======== Source data ========

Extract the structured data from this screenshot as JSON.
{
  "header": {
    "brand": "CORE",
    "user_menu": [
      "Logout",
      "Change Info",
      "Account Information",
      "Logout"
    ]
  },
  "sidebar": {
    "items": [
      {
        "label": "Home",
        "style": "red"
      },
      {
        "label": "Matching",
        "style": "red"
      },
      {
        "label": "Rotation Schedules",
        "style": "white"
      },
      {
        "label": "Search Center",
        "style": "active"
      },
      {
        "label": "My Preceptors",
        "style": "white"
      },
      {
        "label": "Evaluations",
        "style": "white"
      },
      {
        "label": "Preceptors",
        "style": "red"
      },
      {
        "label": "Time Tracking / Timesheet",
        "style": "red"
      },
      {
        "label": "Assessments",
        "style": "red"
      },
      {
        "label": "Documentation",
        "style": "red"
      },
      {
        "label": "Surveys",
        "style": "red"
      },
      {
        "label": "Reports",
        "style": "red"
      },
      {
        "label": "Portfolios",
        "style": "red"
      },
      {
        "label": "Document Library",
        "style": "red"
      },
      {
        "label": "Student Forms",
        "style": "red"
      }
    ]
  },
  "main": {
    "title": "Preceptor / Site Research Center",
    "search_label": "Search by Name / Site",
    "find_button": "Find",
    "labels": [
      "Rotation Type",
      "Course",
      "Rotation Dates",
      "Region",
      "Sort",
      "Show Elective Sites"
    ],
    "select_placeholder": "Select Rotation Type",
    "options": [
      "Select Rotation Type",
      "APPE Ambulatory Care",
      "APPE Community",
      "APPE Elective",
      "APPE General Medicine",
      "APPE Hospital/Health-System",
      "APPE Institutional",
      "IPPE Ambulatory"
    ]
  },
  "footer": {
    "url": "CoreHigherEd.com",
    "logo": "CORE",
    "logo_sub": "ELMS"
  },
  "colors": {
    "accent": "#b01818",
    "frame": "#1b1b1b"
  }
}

========

#### What you have to do
Return the whole listing exactly.

#### Solution for this problem
Extract the structured data from this screenshot as JSON.
{
  "header": {
    "brand": "CORE",
    "user_menu": [
      "Logout",
      "Change Info",
      "Account Information",
      "Logout"
    ]
  },
  "sidebar": {
    "items": [
      {
        "label": "Home",
        "style": "red"
      },
      {
        "label": "Matching",
        "style": "red"
      },
      {
        "label": "Rotation Schedules",
        "style": "white"
      },
      {
        "label": "Search Center",
        "style": "active"
      },
      {
        "label": "My Preceptors",
        "style": "white"
      },
      {
        "label": "Evaluations",
        "style": "white"
      },
      {
        "label": "Preceptors",
        "style": "red"
      },
      {
        "label": "Time Tracking / Timesheet",
        "style": "red"
      },
      {
        "label": "Assessments",
        "style": "red"
      },
      {
        "label": "Documentation",
        "style": "red"
      },
      {
        "label": "Surveys",
        "style": "red"
      },
      {
        "label": "Reports",
        "style": "red"
      },
      {
        "label": "Portfolios",
        "style": "red"
      },
      {
        "label": "Document Library",
        "style": "red"
      },
      {
        "label": "Student Forms",
        "style": "red"
      }
    ]
  },
  "main": {
    "title": "Preceptor / Site Research Center",
    "search_label": "Search by Name / Site",
    "find_button": "Find",
    "labels": [
      "Rotation Type",
      "Course",
      "Rotation Dates",
      "Region",
      "Sort",
      "Show Elective Sites"
    ],
    "select_placeholder": "Select Rotation Type",
    "options": [
      "Select Rotation Type",
      "APPE Ambulatory Care",
      "APPE Community",
      "APPE Elective",
      "APPE General Medicine",
      "APPE Hospital/Health-System",
      "APPE Institutional",
      "IPPE Ambulatory"
    ]
  },
  "footer": {
    "url": "CoreHigherEd.com",
    "logo": "CORE",
    "logo_sub": "ELMS"
  },
  "colors": {
    "accent": "#b01818",
    "frame": "#1b1b1b"
  }
}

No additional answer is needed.